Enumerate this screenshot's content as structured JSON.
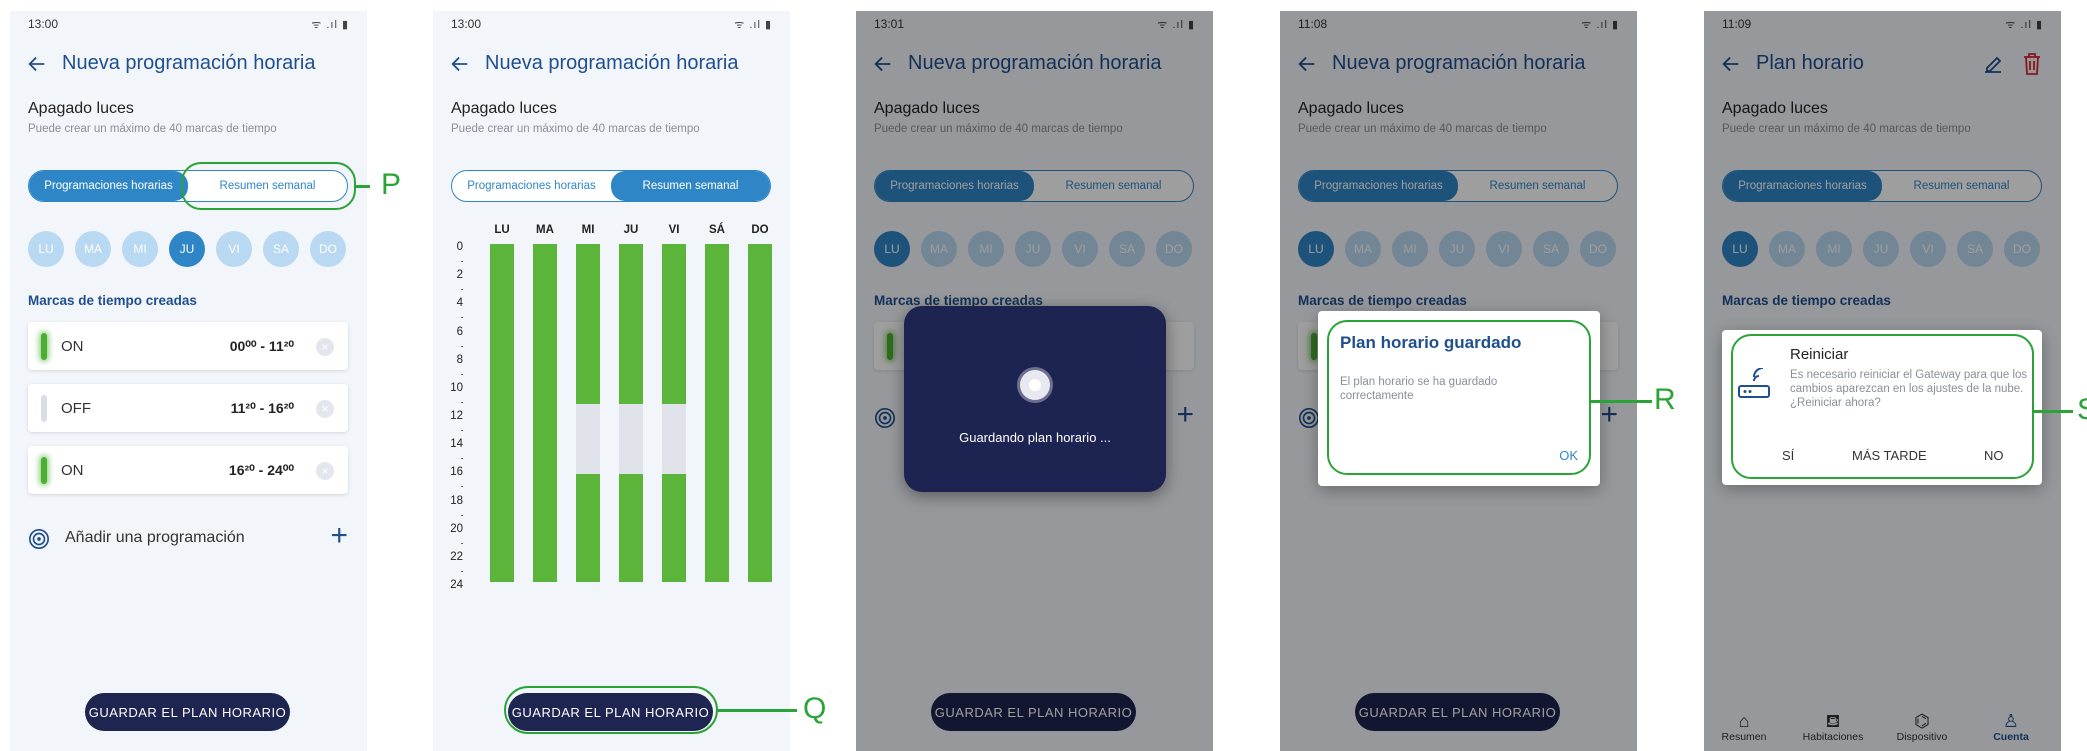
{
  "status": {
    "times": [
      "13:00",
      "13:00",
      "13:01",
      "11:08",
      "11:09"
    ],
    "icons": "ᯤ .ıl ▮"
  },
  "screens": {
    "schedule": {
      "title": "Nueva programación horaria",
      "plan_title": "Plan horario",
      "section_title": "Apagado luces",
      "section_sub": "Puede crear un máximo de 40 marcas de tiempo",
      "tab_schedules": "Programaciones horarias",
      "tab_weekly": "Resumen semanal",
      "days": [
        "LU",
        "MA",
        "MI",
        "JU",
        "VI",
        "SA",
        "DO"
      ],
      "marks_title": "Marcas de tiempo creadas",
      "slots": [
        {
          "state": "ON",
          "range": "00⁰⁰ - 11²⁰",
          "on": true
        },
        {
          "state": "OFF",
          "range": "11²⁰ - 16²⁰",
          "on": false
        },
        {
          "state": "ON",
          "range": "16²⁰ - 24⁰⁰",
          "on": true
        }
      ],
      "add_label": "Añadir una programación",
      "add_symbol": "+",
      "clear_symbol": "×",
      "save_button": "GUARDAR EL PLAN HORARIO"
    },
    "weekly": {
      "day_headers": [
        "LU",
        "MA",
        "MI",
        "JU",
        "VI",
        "SÁ",
        "DO"
      ],
      "y_ticks": [
        "0",
        "2",
        "4",
        "6",
        "8",
        "10",
        "12",
        "14",
        "16",
        "18",
        "20",
        "22",
        "24"
      ]
    },
    "saving": {
      "text": "Guardando plan horario ..."
    },
    "saved_dialog": {
      "title": "Plan horario guardado",
      "body": "El plan horario se ha guardado correctamente",
      "ok": "OK"
    },
    "reset_dialog": {
      "title": "Reiniciar",
      "body": "Es necesario reiniciar el Gateway para que los cambios aparezcan en los ajustes de la nube. ¿Reiniciar ahora?",
      "yes": "SÍ",
      "later": "MÁS TARDE",
      "no": "NO"
    },
    "bottom_nav": [
      "Resumen",
      "Habitaciones",
      "Dispositivo",
      "Cuenta"
    ]
  },
  "chart_data": {
    "type": "bar",
    "categories": [
      "LU",
      "MA",
      "MI",
      "JU",
      "VI",
      "SÁ",
      "DO"
    ],
    "ylim": [
      0,
      24
    ],
    "series": [
      {
        "values": [
          [
            0,
            24
          ],
          [
            0,
            24
          ],
          [
            0,
            11.33,
            16.33,
            24
          ],
          [
            0,
            11.33,
            16.33,
            24
          ],
          [
            0,
            11.33,
            16.33,
            24
          ],
          [
            0,
            24
          ],
          [
            0,
            24
          ]
        ]
      }
    ]
  },
  "callouts": [
    "P",
    "Q",
    "R",
    "S"
  ],
  "colors": {
    "accent": "#2f86c7",
    "title_blue": "#1f4f8f",
    "on_green": "#5bb53b",
    "dark_button": "#1e2550",
    "callout_green": "#2aa437",
    "delete_red": "#d9262a"
  }
}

**********

Written request → Reply with one number: the count of lines in the entries that include the word "body".

Result for this task → 2